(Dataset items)
[BEGIN]

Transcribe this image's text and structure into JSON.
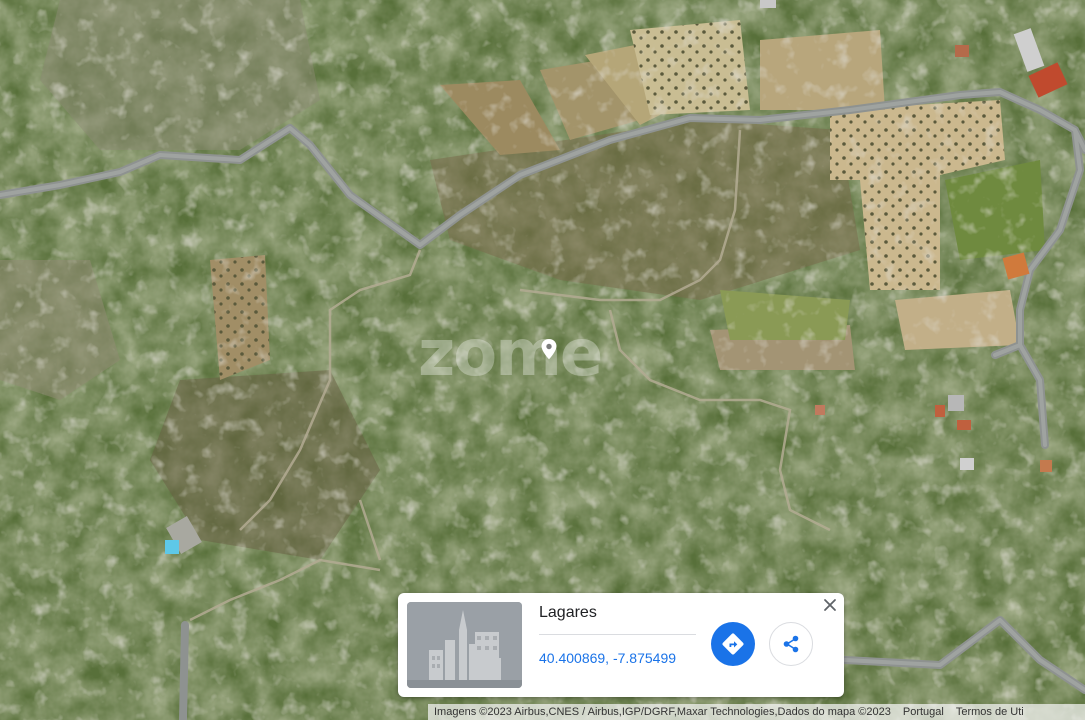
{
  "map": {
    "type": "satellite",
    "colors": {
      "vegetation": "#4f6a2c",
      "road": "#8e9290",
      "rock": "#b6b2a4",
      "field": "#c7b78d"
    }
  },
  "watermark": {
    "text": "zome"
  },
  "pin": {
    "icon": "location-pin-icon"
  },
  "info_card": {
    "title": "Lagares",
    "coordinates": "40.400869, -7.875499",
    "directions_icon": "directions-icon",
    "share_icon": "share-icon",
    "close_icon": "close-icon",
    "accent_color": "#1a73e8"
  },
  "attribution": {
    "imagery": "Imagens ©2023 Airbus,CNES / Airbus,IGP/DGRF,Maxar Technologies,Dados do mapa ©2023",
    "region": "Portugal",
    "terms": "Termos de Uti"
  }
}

[END]

Copy the entries above faithfully and omit every image.

Transcribe this image's text and structure into JSON.
{
  "map": {
    "type": "satellite",
    "colors": {
      "vegetation": "#4f6a2c",
      "road": "#8e9290",
      "rock": "#b6b2a4",
      "field": "#c7b78d"
    }
  },
  "watermark": {
    "text": "zome"
  },
  "pin": {
    "icon": "location-pin-icon"
  },
  "info_card": {
    "title": "Lagares",
    "coordinates": "40.400869, -7.875499",
    "directions_icon": "directions-icon",
    "share_icon": "share-icon",
    "close_icon": "close-icon",
    "accent_color": "#1a73e8"
  },
  "attribution": {
    "imagery": "Imagens ©2023 Airbus,CNES / Airbus,IGP/DGRF,Maxar Technologies,Dados do mapa ©2023",
    "region": "Portugal",
    "terms": "Termos de Uti"
  }
}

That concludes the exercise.